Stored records
┄┄┄┄┄┄
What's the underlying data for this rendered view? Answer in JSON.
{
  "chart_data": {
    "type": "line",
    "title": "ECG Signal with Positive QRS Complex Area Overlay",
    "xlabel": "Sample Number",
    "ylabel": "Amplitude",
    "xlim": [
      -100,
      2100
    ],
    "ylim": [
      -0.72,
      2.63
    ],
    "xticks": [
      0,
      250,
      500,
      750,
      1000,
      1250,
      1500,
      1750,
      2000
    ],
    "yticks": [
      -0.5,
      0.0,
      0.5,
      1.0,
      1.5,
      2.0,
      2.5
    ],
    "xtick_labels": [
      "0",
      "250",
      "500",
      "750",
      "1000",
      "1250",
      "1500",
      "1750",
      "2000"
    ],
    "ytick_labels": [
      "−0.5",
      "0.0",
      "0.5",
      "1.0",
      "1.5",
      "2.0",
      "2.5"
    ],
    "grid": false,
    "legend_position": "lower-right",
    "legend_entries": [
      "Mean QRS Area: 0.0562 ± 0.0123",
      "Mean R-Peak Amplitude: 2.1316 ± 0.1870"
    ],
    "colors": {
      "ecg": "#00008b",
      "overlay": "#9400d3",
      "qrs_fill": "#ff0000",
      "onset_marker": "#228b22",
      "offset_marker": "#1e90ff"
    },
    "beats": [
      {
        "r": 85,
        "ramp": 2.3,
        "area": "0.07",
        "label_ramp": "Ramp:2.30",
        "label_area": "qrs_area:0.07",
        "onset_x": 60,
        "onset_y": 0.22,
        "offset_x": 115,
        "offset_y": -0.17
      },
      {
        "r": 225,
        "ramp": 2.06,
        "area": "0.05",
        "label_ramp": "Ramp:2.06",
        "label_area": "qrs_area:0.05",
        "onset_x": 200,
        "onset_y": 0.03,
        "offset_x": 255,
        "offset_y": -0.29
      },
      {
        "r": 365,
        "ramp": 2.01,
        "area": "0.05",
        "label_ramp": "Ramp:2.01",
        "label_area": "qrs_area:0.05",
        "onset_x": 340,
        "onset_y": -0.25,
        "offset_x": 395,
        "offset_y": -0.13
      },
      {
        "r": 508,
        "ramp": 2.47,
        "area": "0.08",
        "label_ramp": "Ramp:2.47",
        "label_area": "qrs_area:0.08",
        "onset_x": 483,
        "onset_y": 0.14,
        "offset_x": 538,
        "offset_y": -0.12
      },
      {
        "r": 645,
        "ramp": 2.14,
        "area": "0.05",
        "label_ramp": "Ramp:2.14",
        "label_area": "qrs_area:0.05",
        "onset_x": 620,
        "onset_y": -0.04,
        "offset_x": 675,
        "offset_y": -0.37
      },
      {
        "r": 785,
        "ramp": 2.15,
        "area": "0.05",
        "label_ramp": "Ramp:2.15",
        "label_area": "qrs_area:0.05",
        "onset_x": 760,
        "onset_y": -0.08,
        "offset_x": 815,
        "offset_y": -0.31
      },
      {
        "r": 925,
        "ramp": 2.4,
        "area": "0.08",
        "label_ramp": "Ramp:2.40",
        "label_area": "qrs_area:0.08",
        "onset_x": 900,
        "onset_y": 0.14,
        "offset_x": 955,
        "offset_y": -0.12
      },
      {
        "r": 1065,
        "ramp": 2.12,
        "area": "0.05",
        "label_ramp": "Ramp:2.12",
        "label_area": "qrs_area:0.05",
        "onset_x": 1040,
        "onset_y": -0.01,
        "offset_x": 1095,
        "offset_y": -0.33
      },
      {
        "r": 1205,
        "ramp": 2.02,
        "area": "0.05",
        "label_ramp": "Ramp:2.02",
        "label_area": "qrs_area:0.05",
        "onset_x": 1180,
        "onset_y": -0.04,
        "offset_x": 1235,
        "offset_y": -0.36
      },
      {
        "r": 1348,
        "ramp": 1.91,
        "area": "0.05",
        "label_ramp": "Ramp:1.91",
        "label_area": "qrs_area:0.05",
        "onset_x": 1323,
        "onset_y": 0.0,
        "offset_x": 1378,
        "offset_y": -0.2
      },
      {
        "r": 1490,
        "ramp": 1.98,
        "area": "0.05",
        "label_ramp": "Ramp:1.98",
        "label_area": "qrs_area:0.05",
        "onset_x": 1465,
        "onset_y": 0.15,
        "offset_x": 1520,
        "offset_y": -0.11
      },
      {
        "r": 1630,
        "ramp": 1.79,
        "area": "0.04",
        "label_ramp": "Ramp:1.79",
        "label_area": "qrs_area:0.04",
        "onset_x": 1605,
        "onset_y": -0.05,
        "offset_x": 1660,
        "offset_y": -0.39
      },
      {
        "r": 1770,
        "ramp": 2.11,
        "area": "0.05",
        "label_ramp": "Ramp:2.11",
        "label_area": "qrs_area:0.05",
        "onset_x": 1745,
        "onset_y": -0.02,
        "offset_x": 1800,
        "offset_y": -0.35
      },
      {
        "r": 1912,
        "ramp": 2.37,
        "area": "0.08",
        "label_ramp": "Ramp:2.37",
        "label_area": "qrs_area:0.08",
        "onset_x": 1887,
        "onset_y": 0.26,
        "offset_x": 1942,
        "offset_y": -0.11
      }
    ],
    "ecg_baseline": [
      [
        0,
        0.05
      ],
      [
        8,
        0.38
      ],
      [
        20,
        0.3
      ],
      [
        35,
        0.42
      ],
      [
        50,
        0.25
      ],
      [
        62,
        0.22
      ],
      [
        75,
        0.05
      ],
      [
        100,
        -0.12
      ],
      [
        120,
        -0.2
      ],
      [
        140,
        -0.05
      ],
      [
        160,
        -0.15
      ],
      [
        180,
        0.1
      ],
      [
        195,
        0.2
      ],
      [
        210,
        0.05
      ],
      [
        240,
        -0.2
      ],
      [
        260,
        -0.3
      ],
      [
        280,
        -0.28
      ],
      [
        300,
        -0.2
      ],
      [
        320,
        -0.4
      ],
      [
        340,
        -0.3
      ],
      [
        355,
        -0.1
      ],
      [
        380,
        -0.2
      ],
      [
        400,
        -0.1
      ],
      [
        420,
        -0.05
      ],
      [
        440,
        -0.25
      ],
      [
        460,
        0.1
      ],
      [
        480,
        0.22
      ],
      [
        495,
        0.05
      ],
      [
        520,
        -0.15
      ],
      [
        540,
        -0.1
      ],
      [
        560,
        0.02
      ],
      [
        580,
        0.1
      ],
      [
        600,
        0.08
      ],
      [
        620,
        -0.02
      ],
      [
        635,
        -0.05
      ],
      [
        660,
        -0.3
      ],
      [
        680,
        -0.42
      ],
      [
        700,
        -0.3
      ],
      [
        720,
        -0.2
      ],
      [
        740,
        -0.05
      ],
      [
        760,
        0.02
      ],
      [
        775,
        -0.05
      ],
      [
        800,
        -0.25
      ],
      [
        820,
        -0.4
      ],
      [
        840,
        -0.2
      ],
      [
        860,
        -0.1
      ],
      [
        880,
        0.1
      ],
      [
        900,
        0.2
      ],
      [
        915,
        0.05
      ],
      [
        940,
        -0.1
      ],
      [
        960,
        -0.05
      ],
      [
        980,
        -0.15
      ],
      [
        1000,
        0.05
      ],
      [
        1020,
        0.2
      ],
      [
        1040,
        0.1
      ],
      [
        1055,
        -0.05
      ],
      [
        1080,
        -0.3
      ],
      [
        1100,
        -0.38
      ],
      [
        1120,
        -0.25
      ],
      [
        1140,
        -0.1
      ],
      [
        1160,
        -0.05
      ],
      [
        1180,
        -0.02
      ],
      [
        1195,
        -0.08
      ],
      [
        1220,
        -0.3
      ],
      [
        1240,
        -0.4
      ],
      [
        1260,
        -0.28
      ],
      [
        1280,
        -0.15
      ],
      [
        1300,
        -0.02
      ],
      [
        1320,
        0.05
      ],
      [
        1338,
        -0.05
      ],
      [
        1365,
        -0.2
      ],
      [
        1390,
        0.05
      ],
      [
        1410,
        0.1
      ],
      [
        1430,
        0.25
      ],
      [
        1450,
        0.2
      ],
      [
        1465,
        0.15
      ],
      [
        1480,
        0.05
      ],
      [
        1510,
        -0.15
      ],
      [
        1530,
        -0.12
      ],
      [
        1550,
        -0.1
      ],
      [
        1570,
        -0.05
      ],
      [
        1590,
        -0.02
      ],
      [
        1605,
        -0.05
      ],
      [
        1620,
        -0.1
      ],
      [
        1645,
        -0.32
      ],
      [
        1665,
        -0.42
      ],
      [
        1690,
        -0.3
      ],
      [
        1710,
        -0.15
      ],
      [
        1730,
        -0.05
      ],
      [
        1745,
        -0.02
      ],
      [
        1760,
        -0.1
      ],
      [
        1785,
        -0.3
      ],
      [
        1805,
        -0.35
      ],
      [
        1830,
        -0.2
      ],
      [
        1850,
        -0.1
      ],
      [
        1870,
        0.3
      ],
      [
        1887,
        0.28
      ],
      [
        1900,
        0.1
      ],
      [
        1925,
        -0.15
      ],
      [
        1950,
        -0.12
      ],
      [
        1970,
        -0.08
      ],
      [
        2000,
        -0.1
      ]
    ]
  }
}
┄┄┄┄┄┄
◆ Written problem
Identify the lines above with the word "Amplitude". Copy them.

◆ Solution for this exercise
    "ylabel": "Amplitude",
      "Mean R-Peak Amplitude: 2.1316 ± 0.1870"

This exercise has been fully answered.